'''
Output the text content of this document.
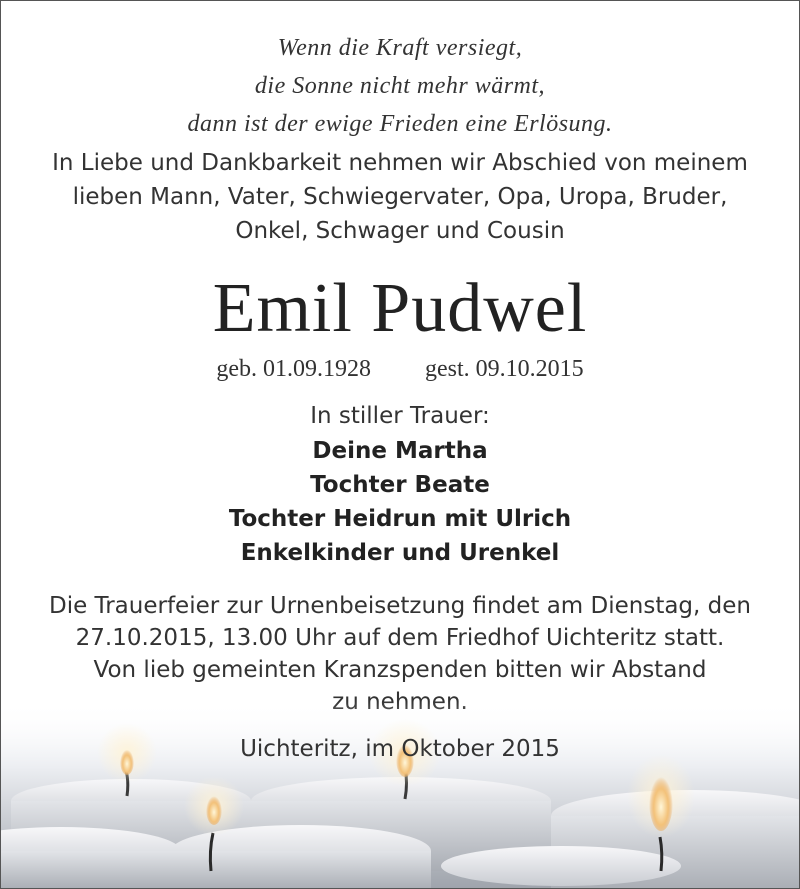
Wenn die Kraft versiegt,
die Sonne nicht mehr wärmt,
dann ist der ewige Frieden eine Erlösung.
In Liebe und Dankbarkeit nehmen wir Abschied von meinem
lieben Mann, Vater, Schwiegervater, Opa, Uropa, Bruder,
Onkel, Schwager und Cousin
Emil Pudwel
geb. 01.09.1928 gest. 09.10.2015
In stiller Trauer:
Deine Martha
Tochter Beate
Tochter Heidrun mit Ulrich
Enkelkinder und Urenkel
Die Trauerfeier zur Urnenbeisetzung findet am Dienstag, den
27.10.2015, 13.00 Uhr auf dem Friedhof Uichteritz statt.
Von lieb gemeinten Kranzspenden bitten wir Abstand
Uichteritz, im Oktober 2015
'''
■ **What is required**: Tally the lines of the preceding listing in which the word "Tochter" appears; state nothing but the total.

■ **The result**: 2